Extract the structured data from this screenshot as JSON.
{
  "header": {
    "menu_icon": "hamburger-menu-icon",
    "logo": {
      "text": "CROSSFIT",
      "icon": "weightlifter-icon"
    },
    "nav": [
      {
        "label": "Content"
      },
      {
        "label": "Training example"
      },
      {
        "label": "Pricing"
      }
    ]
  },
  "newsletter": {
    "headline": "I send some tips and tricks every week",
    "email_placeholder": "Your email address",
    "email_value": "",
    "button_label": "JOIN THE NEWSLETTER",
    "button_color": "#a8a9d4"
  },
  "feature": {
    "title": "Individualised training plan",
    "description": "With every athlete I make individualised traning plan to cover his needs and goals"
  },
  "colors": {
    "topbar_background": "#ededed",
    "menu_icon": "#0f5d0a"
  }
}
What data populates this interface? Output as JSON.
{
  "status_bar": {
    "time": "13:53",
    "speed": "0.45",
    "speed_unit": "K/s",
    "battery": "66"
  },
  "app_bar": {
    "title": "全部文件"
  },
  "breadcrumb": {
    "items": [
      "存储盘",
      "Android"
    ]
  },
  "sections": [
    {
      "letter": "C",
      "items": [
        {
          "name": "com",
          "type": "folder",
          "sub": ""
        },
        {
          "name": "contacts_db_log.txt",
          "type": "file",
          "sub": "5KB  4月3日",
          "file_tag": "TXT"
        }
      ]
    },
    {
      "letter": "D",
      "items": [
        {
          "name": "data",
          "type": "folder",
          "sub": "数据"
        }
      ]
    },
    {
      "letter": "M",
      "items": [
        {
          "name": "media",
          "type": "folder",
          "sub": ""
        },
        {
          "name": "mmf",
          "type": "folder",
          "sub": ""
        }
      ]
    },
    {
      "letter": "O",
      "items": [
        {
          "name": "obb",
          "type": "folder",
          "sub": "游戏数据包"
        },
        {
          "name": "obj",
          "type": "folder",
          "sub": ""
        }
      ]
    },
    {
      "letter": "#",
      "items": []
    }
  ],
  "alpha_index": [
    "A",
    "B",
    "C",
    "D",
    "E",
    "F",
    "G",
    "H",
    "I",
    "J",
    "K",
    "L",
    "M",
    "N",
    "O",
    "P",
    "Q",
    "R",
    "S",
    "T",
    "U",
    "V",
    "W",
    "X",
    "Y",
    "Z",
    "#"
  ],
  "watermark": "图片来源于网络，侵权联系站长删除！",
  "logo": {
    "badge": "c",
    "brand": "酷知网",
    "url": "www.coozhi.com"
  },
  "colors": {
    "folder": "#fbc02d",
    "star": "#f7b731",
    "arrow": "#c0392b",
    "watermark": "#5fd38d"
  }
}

Exercise description:
Reproduce the complete data exactly as presented above.

Solution for this problem:
Extract the structured data from this screenshot as JSON.
{
  "header": {
    "menu_icon": "hamburger-menu-icon",
    "logo": {
      "text": "CROSSFIT",
      "icon": "weightlifter-icon"
    },
    "nav": [
      {
        "label": "Content"
      },
      {
        "label": "Training example"
      },
      {
        "label": "Pricing"
      }
    ]
  },
  "newsletter": {
    "headline": "I send some tips and tricks every week",
    "email_placeholder": "Your email address",
    "email_value": "",
    "button_label": "JOIN THE NEWSLETTER",
    "button_color": "#a8a9d4"
  },
  "feature": {
    "title": "Individualised training plan",
    "description": "With every athlete I make individualised traning plan to cover his needs and goals"
  },
  "colors": {
    "topbar_background": "#ededed",
    "menu_icon": "#0f5d0a"
  }
}
What data populates this interface? Output as JSON.
{
  "status_bar": {
    "time": "13:53",
    "speed": "0.45",
    "speed_unit": "K/s",
    "battery": "66"
  },
  "app_bar": {
    "title": "全部文件"
  },
  "breadcrumb": {
    "items": [
      "存储盘",
      "Android"
    ]
  },
  "sections": [
    {
      "letter": "C",
      "items": [
        {
          "name": "com",
          "type": "folder",
          "sub": ""
        },
        {
          "name": "contacts_db_log.txt",
          "type": "file",
          "sub": "5KB  4月3日",
          "file_tag": "TXT"
        }
      ]
    },
    {
      "letter": "D",
      "items": [
        {
          "name": "data",
          "type": "folder",
          "sub": "数据"
        }
      ]
    },
    {
      "letter": "M",
      "items": [
        {
          "name": "media",
          "type": "folder",
          "sub": ""
        },
        {
          "name": "mmf",
          "type": "folder",
          "sub": ""
        }
      ]
    },
    {
      "letter": "O",
      "items": [
        {
          "name": "obb",
          "type": "folder",
          "sub": "游戏数据包"
        },
        {
          "name": "obj",
          "type": "folder",
          "sub": ""
        }
      ]
    },
    {
      "letter": "#",
      "items": []
    }
  ],
  "alpha_index": [
    "A",
    "B",
    "C",
    "D",
    "E",
    "F",
    "G",
    "H",
    "I",
    "J",
    "K",
    "L",
    "M",
    "N",
    "O",
    "P",
    "Q",
    "R",
    "S",
    "T",
    "U",
    "V",
    "W",
    "X",
    "Y",
    "Z",
    "#"
  ],
  "watermark": "图片来源于网络，侵权联系站长删除！",
  "logo": {
    "badge": "c",
    "brand": "酷知网",
    "url": "www.coozhi.com"
  },
  "colors": {
    "folder": "#fbc02d",
    "star": "#f7b731",
    "arrow": "#c0392b",
    "watermark": "#5fd38d"
  }
}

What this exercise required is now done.